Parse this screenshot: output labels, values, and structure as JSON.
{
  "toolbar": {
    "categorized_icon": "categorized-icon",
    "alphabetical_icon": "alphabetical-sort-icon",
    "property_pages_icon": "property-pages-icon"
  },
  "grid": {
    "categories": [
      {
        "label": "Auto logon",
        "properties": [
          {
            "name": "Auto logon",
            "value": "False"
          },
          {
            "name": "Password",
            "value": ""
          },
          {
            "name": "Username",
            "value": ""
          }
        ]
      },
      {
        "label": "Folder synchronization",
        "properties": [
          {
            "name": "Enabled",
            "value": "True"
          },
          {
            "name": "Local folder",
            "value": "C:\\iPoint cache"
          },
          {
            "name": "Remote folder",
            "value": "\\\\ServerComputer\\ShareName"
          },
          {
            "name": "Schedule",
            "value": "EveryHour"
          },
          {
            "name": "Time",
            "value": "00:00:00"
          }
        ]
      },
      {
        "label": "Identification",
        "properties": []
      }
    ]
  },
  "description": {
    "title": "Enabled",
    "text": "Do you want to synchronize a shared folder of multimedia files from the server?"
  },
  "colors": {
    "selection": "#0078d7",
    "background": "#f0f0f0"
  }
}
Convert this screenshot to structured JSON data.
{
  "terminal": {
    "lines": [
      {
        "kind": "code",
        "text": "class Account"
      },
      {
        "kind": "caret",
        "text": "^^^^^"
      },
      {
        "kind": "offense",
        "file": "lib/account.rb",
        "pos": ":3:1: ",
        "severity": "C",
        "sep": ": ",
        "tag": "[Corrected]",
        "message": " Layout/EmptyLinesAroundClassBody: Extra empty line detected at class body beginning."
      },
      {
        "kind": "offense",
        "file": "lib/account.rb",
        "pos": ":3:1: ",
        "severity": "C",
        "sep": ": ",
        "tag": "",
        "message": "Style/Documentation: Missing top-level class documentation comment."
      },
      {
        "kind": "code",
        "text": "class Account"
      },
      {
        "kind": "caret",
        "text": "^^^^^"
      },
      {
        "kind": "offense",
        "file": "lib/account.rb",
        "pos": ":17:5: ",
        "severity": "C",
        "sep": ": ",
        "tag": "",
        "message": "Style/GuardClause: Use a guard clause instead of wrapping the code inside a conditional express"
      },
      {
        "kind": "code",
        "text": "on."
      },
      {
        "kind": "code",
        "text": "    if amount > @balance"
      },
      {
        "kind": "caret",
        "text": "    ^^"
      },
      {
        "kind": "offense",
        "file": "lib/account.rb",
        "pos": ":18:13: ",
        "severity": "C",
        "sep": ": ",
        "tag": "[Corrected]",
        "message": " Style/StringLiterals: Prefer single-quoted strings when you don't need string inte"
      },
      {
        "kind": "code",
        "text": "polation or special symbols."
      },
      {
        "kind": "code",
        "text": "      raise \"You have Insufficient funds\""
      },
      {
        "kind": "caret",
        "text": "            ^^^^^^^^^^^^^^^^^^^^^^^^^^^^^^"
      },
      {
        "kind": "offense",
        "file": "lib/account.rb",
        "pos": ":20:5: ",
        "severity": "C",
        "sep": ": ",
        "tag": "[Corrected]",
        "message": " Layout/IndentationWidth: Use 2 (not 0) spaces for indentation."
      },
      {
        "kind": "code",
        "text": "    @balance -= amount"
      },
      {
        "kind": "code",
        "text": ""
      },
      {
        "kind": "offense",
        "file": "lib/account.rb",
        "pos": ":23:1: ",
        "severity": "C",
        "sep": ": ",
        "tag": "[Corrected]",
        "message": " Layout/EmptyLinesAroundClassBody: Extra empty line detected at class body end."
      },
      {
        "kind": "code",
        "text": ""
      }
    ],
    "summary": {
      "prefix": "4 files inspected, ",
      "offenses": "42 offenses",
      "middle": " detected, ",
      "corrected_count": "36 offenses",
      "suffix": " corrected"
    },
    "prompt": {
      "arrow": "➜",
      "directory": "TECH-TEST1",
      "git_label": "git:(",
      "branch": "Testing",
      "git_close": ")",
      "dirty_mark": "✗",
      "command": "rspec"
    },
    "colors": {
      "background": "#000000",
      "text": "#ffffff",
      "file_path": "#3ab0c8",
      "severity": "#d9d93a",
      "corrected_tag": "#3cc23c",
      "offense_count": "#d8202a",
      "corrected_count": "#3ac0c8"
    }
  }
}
+===+
- **Written task**: Exactly reproduce every record.

- **Written solution**:
Parse this screenshot: output labels, values, and structure as JSON.
{
  "toolbar": {
    "categorized_icon": "categorized-icon",
    "alphabetical_icon": "alphabetical-sort-icon",
    "property_pages_icon": "property-pages-icon"
  },
  "grid": {
    "categories": [
      {
        "label": "Auto logon",
        "properties": [
          {
            "name": "Auto logon",
            "value": "False"
          },
          {
            "name": "Password",
            "value": ""
          },
          {
            "name": "Username",
            "value": ""
          }
        ]
      },
      {
        "label": "Folder synchronization",
        "properties": [
          {
            "name": "Enabled",
            "value": "True"
          },
          {
            "name": "Local folder",
            "value": "C:\\iPoint cache"
          },
          {
            "name": "Remote folder",
            "value": "\\\\ServerComputer\\ShareName"
          },
          {
            "name": "Schedule",
            "value": "EveryHour"
          },
          {
            "name": "Time",
            "value": "00:00:00"
          }
        ]
      },
      {
        "label": "Identification",
        "properties": []
      }
    ]
  },
  "description": {
    "title": "Enabled",
    "text": "Do you want to synchronize a shared folder of multimedia files from the server?"
  },
  "colors": {
    "selection": "#0078d7",
    "background": "#f0f0f0"
  }
}
Convert this screenshot to structured JSON data.
{
  "terminal": {
    "lines": [
      {
        "kind": "code",
        "text": "class Account"
      },
      {
        "kind": "caret",
        "text": "^^^^^"
      },
      {
        "kind": "offense",
        "file": "lib/account.rb",
        "pos": ":3:1: ",
        "severity": "C",
        "sep": ": ",
        "tag": "[Corrected]",
        "message": " Layout/EmptyLinesAroundClassBody: Extra empty line detected at class body beginning."
      },
      {
        "kind": "offense",
        "file": "lib/account.rb",
        "pos": ":3:1: ",
        "severity": "C",
        "sep": ": ",
        "tag": "",
        "message": "Style/Documentation: Missing top-level class documentation comment."
      },
      {
        "kind": "code",
        "text": "class Account"
      },
      {
        "kind": "caret",
        "text": "^^^^^"
      },
      {
        "kind": "offense",
        "file": "lib/account.rb",
        "pos": ":17:5: ",
        "severity": "C",
        "sep": ": ",
        "tag": "",
        "message": "Style/GuardClause: Use a guard clause instead of wrapping the code inside a conditional express"
      },
      {
        "kind": "code",
        "text": "on."
      },
      {
        "kind": "code",
        "text": "    if amount > @balance"
      },
      {
        "kind": "caret",
        "text": "    ^^"
      },
      {
        "kind": "offense",
        "file": "lib/account.rb",
        "pos": ":18:13: ",
        "severity": "C",
        "sep": ": ",
        "tag": "[Corrected]",
        "message": " Style/StringLiterals: Prefer single-quoted strings when you don't need string inte"
      },
      {
        "kind": "code",
        "text": "polation or special symbols."
      },
      {
        "kind": "code",
        "text": "      raise \"You have Insufficient funds\""
      },
      {
        "kind": "caret",
        "text": "            ^^^^^^^^^^^^^^^^^^^^^^^^^^^^^^"
      },
      {
        "kind": "offense",
        "file": "lib/account.rb",
        "pos": ":20:5: ",
        "severity": "C",
        "sep": ": ",
        "tag": "[Corrected]",
        "message": " Layout/IndentationWidth: Use 2 (not 0) spaces for indentation."
      },
      {
        "kind": "code",
        "text": "    @balance -= amount"
      },
      {
        "kind": "code",
        "text": ""
      },
      {
        "kind": "offense",
        "file": "lib/account.rb",
        "pos": ":23:1: ",
        "severity": "C",
        "sep": ": ",
        "tag": "[Corrected]",
        "message": " Layout/EmptyLinesAroundClassBody: Extra empty line detected at class body end."
      },
      {
        "kind": "code",
        "text": ""
      }
    ],
    "summary": {
      "prefix": "4 files inspected, ",
      "offenses": "42 offenses",
      "middle": " detected, ",
      "corrected_count": "36 offenses",
      "suffix": " corrected"
    },
    "prompt": {
      "arrow": "➜",
      "directory": "TECH-TEST1",
      "git_label": "git:(",
      "branch": "Testing",
      "git_close": ")",
      "dirty_mark": "✗",
      "command": "rspec"
    },
    "colors": {
      "background": "#000000",
      "text": "#ffffff",
      "file_path": "#3ab0c8",
      "severity": "#d9d93a",
      "corrected_tag": "#3cc23c",
      "offense_count": "#d8202a",
      "corrected_count": "#3ac0c8"
    }
  }
}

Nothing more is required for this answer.